_EXERCISE DATA_:
-=-=-

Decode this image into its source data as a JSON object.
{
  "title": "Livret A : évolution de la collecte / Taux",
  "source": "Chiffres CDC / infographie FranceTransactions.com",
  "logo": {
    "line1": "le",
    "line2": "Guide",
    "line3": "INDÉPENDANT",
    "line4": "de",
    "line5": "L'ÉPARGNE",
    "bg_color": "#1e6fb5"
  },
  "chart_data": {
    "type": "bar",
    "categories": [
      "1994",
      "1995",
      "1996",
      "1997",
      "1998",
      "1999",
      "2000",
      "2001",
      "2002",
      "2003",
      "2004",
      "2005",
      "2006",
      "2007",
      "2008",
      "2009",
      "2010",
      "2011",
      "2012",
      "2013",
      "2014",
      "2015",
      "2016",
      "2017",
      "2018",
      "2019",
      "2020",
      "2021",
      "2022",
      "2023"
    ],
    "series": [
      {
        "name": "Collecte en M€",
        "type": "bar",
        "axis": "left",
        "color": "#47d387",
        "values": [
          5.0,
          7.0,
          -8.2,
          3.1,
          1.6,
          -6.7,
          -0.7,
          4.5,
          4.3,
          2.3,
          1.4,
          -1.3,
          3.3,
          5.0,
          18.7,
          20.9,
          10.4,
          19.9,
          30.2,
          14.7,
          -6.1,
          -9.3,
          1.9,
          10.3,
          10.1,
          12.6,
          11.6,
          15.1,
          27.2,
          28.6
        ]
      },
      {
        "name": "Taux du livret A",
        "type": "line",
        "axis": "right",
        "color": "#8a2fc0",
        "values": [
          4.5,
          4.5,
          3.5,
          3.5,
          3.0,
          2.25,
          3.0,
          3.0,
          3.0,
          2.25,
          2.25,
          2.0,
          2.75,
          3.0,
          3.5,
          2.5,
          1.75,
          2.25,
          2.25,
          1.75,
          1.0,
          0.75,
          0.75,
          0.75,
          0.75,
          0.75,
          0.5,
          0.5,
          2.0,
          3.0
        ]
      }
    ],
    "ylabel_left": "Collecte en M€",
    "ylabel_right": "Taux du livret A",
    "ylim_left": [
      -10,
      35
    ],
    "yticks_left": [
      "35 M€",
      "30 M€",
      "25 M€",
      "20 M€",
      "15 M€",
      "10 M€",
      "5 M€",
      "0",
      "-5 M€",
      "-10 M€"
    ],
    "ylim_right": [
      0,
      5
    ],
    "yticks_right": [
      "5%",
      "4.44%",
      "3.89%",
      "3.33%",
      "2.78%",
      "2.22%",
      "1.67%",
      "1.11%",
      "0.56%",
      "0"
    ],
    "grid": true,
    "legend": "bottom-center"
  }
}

-=-=-

_EXERCISE BRIEF_: Copy out the whole listing exactly; please set it all down.

_REPLY_:
Decode this image into its source data as a JSON object.
{
  "title": "Livret A : évolution de la collecte / Taux",
  "source": "Chiffres CDC / infographie FranceTransactions.com",
  "logo": {
    "line1": "le",
    "line2": "Guide",
    "line3": "INDÉPENDANT",
    "line4": "de",
    "line5": "L'ÉPARGNE",
    "bg_color": "#1e6fb5"
  },
  "chart_data": {
    "type": "bar",
    "categories": [
      "1994",
      "1995",
      "1996",
      "1997",
      "1998",
      "1999",
      "2000",
      "2001",
      "2002",
      "2003",
      "2004",
      "2005",
      "2006",
      "2007",
      "2008",
      "2009",
      "2010",
      "2011",
      "2012",
      "2013",
      "2014",
      "2015",
      "2016",
      "2017",
      "2018",
      "2019",
      "2020",
      "2021",
      "2022",
      "2023"
    ],
    "series": [
      {
        "name": "Collecte en M€",
        "type": "bar",
        "axis": "left",
        "color": "#47d387",
        "values": [
          5.0,
          7.0,
          -8.2,
          3.1,
          1.6,
          -6.7,
          -0.7,
          4.5,
          4.3,
          2.3,
          1.4,
          -1.3,
          3.3,
          5.0,
          18.7,
          20.9,
          10.4,
          19.9,
          30.2,
          14.7,
          -6.1,
          -9.3,
          1.9,
          10.3,
          10.1,
          12.6,
          11.6,
          15.1,
          27.2,
          28.6
        ]
      },
      {
        "name": "Taux du livret A",
        "type": "line",
        "axis": "right",
        "color": "#8a2fc0",
        "values": [
          4.5,
          4.5,
          3.5,
          3.5,
          3.0,
          2.25,
          3.0,
          3.0,
          3.0,
          2.25,
          2.25,
          2.0,
          2.75,
          3.0,
          3.5,
          2.5,
          1.75,
          2.25,
          2.25,
          1.75,
          1.0,
          0.75,
          0.75,
          0.75,
          0.75,
          0.75,
          0.5,
          0.5,
          2.0,
          3.0
        ]
      }
    ],
    "ylabel_left": "Collecte en M€",
    "ylabel_right": "Taux du livret A",
    "ylim_left": [
      -10,
      35
    ],
    "yticks_left": [
      "35 M€",
      "30 M€",
      "25 M€",
      "20 M€",
      "15 M€",
      "10 M€",
      "5 M€",
      "0",
      "-5 M€",
      "-10 M€"
    ],
    "ylim_right": [
      0,
      5
    ],
    "yticks_right": [
      "5%",
      "4.44%",
      "3.89%",
      "3.33%",
      "2.78%",
      "2.22%",
      "1.67%",
      "1.11%",
      "0.56%",
      "0"
    ],
    "grid": true,
    "legend": "bottom-center"
  }
}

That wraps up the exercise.